## BEGIN MATERIAL TO PROCESS
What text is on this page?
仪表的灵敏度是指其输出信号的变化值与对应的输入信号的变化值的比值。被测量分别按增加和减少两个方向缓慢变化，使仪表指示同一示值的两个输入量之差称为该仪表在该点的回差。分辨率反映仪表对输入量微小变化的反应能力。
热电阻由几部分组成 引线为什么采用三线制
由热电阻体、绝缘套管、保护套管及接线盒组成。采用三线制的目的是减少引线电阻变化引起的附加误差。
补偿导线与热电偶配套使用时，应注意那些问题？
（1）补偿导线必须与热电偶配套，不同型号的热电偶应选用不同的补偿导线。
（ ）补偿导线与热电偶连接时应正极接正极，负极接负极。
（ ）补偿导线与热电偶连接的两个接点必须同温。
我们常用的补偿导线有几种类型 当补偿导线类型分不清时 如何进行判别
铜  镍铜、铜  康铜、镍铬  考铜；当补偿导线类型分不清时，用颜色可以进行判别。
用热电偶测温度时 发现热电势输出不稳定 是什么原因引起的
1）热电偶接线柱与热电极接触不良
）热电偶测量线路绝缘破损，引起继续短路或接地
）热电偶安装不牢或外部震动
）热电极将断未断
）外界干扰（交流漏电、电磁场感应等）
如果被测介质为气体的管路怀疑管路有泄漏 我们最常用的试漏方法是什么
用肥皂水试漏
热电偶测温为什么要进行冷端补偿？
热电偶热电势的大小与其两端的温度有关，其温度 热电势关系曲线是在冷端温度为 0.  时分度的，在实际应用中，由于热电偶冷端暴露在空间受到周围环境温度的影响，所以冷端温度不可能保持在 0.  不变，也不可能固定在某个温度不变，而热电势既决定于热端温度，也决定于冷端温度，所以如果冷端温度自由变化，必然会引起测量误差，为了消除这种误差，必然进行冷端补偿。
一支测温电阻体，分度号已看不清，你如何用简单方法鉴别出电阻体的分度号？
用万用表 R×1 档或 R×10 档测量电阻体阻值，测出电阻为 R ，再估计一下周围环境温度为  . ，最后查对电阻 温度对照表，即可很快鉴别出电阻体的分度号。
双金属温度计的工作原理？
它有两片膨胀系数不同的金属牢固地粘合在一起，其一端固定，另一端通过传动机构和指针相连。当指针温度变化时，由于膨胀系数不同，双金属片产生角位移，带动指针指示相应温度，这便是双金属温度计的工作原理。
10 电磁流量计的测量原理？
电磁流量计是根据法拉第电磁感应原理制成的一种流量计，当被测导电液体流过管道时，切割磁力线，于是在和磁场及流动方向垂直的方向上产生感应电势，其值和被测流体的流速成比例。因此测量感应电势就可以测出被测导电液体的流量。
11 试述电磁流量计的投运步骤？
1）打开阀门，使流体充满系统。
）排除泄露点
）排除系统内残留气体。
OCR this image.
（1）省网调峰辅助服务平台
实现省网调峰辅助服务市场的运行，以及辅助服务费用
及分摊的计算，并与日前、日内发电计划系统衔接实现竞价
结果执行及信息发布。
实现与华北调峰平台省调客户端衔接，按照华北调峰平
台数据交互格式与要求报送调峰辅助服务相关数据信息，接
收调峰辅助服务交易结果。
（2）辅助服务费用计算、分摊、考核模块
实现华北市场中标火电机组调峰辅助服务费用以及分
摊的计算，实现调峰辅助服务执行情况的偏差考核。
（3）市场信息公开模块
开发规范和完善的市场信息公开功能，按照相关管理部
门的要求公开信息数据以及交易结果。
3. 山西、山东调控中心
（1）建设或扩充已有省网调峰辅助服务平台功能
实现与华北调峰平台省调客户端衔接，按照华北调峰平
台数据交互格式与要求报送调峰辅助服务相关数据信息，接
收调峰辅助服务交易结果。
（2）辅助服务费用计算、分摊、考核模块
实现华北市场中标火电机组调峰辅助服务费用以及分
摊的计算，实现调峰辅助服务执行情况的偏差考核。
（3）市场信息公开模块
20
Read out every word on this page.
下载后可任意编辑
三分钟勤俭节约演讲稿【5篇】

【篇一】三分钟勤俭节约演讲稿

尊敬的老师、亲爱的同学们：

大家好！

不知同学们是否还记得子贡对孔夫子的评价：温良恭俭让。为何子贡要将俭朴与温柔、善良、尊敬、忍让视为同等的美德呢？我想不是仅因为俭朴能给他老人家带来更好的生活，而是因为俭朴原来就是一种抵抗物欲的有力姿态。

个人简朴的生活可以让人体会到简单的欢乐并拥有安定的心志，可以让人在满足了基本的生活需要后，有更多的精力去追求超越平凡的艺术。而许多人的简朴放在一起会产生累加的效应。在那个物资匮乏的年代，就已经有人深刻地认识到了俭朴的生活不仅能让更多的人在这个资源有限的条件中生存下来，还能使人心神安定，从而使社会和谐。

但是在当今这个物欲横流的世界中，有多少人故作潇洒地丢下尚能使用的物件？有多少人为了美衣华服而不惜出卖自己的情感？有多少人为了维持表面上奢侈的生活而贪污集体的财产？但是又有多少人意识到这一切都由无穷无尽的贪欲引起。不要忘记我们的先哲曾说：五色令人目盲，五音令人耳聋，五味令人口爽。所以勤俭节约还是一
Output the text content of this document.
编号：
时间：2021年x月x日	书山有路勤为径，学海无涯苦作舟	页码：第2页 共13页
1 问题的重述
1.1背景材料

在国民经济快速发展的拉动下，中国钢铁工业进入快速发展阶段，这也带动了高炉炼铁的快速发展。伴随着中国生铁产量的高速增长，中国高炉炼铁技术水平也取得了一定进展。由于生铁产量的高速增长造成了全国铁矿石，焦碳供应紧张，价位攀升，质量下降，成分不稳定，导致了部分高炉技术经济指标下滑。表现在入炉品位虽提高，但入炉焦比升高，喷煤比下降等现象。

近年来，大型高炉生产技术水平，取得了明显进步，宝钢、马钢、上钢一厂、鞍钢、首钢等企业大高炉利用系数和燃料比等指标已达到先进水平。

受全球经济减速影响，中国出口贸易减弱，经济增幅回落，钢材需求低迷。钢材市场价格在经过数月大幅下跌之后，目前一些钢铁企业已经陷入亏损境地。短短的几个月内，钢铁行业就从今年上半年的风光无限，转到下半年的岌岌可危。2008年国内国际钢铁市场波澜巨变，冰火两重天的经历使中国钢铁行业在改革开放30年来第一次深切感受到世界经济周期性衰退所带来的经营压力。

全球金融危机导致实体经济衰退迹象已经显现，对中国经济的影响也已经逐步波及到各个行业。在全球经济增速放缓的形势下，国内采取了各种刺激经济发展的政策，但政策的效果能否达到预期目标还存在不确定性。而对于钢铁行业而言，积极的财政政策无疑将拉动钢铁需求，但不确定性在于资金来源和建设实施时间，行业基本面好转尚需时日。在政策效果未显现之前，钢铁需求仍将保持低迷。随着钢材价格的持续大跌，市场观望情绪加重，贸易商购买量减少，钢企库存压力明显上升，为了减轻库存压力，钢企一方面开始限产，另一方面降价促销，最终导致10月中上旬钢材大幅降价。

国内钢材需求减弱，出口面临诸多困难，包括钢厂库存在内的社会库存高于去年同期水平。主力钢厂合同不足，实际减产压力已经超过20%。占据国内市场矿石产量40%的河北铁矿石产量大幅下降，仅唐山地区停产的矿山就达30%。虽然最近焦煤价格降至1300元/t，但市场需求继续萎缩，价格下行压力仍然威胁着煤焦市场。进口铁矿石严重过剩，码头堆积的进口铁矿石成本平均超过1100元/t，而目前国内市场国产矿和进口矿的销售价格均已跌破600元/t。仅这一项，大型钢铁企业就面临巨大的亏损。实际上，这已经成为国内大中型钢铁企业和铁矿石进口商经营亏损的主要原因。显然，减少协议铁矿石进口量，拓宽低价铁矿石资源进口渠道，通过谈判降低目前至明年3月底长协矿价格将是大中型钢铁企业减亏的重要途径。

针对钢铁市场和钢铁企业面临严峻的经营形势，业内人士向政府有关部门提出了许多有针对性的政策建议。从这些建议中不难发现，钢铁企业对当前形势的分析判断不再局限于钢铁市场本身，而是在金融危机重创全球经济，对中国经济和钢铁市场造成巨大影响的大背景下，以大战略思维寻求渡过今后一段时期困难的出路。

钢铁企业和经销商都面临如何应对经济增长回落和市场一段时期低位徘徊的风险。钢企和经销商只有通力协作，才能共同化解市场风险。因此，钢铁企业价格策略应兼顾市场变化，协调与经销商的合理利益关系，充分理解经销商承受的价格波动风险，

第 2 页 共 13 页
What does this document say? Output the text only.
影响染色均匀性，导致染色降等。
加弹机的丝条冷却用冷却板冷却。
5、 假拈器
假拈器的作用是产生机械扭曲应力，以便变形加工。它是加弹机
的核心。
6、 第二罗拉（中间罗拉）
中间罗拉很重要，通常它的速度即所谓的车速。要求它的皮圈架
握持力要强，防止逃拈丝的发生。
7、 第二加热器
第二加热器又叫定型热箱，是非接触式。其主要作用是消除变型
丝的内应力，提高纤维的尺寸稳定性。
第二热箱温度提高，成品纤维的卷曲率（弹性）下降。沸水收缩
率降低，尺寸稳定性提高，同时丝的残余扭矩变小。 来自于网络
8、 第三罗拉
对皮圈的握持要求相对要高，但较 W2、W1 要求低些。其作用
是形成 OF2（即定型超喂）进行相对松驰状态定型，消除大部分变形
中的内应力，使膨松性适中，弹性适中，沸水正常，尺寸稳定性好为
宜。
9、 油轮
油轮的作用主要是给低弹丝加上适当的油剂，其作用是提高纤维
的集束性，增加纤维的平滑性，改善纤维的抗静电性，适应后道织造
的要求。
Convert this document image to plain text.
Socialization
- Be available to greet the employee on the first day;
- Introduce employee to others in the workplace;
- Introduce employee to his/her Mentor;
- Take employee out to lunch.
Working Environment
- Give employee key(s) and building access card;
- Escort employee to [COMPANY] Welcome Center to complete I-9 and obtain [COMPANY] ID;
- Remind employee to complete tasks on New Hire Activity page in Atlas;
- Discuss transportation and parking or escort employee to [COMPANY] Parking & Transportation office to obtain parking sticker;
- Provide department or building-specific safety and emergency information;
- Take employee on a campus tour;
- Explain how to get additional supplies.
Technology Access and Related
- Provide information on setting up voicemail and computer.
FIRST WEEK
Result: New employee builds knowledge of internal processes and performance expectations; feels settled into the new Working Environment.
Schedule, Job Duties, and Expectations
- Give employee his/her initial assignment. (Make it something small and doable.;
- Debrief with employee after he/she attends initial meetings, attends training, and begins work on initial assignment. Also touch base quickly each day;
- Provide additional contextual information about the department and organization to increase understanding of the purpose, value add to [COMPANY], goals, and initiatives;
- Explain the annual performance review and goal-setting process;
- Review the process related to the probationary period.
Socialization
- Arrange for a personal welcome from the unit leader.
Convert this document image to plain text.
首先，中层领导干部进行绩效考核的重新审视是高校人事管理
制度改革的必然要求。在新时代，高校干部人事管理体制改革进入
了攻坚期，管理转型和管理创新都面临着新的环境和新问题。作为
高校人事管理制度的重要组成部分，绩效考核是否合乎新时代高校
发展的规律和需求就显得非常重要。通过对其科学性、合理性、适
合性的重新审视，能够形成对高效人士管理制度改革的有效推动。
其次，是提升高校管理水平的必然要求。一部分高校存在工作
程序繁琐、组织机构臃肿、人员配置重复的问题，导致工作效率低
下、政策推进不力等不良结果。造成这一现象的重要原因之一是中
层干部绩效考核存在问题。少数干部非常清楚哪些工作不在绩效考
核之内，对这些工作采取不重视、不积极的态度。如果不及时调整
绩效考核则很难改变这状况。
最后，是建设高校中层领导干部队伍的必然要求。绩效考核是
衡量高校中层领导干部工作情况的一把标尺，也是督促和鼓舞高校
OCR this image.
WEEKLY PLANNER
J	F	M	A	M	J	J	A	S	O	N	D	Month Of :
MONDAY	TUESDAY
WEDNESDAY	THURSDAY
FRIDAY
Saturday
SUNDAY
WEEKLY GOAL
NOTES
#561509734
## END MATERIAL TO PROCESS
■ EXERCISE DESCRIPTION ■
Pull out all lines from the entries above in which the word "Introduce" appears.

■ OUTPUT FOR THIS TASK ■
- Introduce employee to others in the workplace;
- Introduce employee to his/her Mentor;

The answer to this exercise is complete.